| Given instruction |
Using the listing below, extract each line that has the word "Translation" in it.

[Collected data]
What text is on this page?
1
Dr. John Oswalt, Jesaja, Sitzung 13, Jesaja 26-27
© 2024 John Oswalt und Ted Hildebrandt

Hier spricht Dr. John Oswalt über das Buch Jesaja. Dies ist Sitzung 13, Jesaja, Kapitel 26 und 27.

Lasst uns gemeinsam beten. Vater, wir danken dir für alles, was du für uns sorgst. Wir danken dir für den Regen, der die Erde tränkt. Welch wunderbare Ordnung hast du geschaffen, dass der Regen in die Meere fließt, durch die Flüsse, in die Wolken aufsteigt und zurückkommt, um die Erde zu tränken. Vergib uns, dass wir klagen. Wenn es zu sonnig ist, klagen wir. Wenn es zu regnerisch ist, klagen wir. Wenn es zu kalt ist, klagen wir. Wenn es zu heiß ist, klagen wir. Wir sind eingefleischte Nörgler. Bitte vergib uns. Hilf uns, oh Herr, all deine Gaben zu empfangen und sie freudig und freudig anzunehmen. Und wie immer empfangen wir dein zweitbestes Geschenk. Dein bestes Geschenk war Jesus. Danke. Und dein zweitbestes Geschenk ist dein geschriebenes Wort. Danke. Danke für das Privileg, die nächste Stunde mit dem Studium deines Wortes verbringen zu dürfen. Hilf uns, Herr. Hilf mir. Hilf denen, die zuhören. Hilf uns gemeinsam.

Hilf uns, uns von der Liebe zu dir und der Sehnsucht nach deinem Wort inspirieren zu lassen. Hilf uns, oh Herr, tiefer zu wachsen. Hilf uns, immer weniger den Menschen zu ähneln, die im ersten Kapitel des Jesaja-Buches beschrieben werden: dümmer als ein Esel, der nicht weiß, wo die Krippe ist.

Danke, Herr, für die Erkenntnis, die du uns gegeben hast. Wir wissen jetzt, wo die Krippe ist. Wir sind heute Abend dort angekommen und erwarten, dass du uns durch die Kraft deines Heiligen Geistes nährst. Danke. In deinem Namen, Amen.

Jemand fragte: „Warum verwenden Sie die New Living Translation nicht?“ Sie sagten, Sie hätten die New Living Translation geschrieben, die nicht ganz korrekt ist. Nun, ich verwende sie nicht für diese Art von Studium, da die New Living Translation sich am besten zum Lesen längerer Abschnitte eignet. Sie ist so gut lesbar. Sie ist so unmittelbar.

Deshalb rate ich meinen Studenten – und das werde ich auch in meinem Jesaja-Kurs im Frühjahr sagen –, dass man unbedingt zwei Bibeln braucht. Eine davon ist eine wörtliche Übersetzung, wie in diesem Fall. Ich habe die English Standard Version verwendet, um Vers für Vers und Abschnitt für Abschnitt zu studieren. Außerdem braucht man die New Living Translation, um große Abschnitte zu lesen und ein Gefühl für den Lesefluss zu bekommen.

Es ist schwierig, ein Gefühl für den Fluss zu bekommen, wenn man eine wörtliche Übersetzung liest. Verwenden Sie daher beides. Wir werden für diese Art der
...
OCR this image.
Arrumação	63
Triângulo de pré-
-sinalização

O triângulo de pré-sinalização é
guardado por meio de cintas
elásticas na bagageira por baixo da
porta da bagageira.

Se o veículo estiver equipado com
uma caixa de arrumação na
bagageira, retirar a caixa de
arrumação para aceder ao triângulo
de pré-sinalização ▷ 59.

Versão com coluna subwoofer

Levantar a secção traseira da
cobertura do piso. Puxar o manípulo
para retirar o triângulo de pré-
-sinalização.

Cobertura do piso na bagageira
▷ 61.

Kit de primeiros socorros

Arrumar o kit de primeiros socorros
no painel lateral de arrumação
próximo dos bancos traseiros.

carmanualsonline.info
* * *
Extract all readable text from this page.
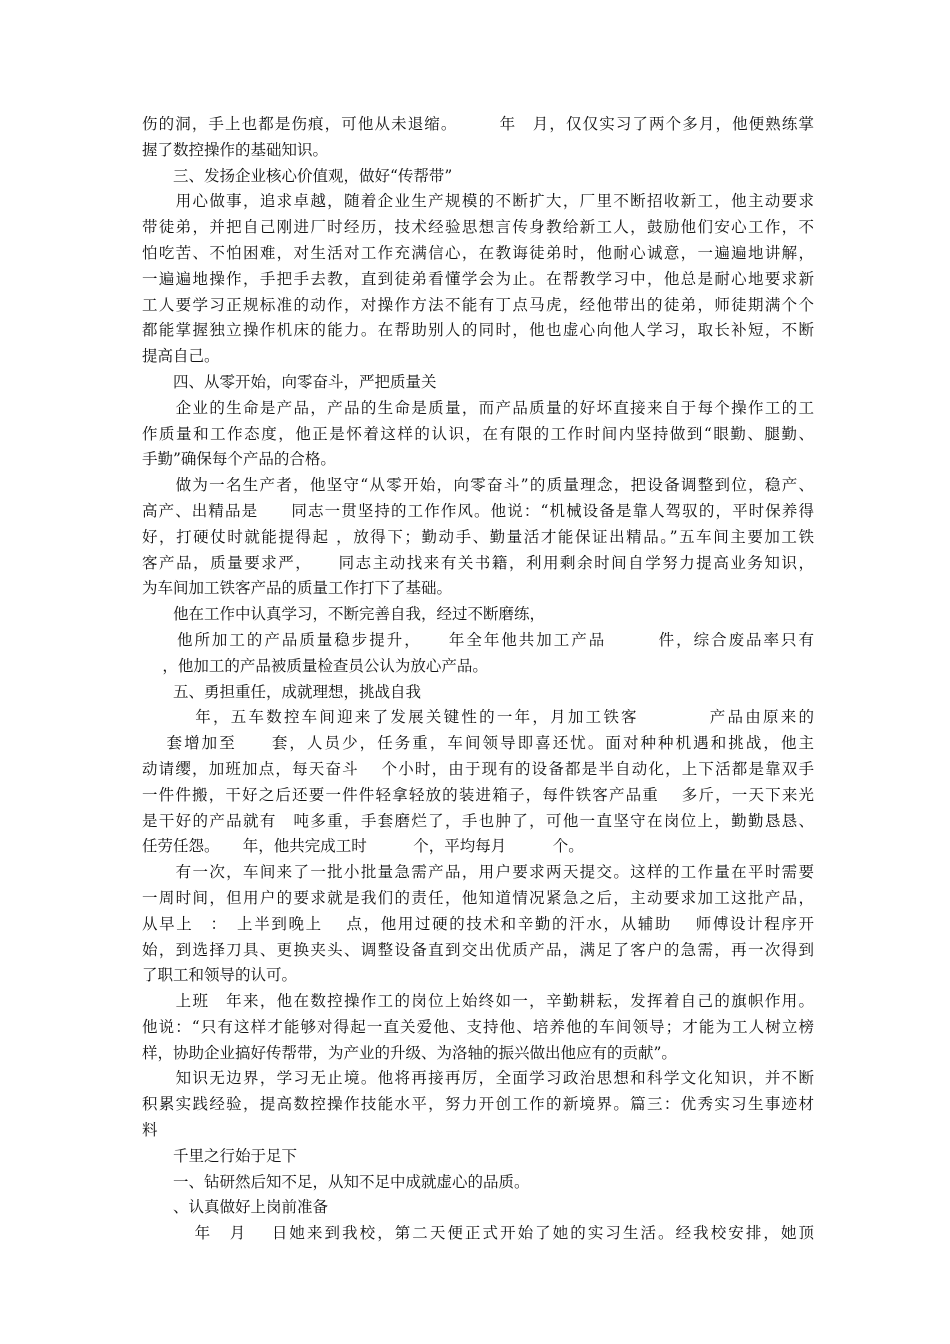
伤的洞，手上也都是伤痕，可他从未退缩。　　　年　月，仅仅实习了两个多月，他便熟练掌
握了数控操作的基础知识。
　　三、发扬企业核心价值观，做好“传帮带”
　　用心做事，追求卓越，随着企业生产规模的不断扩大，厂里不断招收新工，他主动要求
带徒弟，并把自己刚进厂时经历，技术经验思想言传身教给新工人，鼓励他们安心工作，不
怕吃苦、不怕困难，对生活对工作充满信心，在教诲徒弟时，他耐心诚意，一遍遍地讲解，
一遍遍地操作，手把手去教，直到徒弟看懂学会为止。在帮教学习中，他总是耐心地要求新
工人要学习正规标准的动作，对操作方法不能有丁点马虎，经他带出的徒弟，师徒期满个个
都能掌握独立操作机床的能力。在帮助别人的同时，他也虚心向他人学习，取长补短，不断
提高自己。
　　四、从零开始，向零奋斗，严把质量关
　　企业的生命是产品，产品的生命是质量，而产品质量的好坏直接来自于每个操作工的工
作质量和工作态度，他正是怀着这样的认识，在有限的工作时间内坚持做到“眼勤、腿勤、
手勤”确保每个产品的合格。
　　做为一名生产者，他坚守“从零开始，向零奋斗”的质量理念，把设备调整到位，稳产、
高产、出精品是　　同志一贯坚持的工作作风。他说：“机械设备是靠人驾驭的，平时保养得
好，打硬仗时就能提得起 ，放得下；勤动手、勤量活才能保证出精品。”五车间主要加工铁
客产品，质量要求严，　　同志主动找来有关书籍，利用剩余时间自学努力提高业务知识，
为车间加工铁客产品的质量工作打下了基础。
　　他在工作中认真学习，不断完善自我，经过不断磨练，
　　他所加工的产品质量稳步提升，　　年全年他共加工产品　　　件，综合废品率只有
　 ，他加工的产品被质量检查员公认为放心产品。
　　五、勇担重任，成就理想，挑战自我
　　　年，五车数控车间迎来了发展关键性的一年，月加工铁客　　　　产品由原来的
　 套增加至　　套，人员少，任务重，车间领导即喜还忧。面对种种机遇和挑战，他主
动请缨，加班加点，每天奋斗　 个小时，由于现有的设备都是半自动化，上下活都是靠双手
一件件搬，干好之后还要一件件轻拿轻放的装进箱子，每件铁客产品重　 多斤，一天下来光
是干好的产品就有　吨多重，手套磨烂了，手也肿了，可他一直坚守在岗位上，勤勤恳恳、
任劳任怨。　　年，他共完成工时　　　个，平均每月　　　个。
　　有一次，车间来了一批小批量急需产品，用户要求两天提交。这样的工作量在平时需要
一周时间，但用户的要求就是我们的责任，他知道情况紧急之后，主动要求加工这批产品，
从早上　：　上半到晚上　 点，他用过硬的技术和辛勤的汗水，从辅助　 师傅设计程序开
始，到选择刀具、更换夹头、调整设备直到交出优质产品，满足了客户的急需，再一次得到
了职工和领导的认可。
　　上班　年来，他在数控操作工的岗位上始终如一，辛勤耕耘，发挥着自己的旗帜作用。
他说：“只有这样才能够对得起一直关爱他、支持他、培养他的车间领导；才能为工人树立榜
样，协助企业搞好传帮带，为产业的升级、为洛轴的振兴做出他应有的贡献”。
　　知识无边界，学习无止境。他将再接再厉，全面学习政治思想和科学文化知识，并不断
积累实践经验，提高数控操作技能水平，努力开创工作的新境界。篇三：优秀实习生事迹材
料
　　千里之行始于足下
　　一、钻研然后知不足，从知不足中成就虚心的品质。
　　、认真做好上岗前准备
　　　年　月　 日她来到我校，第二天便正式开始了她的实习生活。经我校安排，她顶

| Solution to the problem |
Jemand fragte: „Warum verwenden Sie die New Living Translation nicht?“ Sie sagten, Sie hätten die New Living Translation geschrieben, die nicht ganz korrekt ist. Nun, ich verwende sie nicht für diese Art von Studium, da die New Living Translation sich am besten zum Lesen längerer Abschnitte eignet. Sie ist so gut lesbar. Sie ist so unmittelbar.
Deshalb rate ich meinen Studenten – und das werde ich auch in meinem Jesaja-Kurs im Frühjahr sagen –, dass man unbedingt zwei Bibeln braucht. Eine davon ist eine wörtliche Übersetzung, wie in diesem Fall. Ich habe die English Standard Version verwendet, um Vers für Vers und Abschnitt für Abschnitt zu studieren. Außerdem braucht man die New Living Translation, um große Abschnitte zu lesen und ein Gefühl für den Lesefluss zu bekommen.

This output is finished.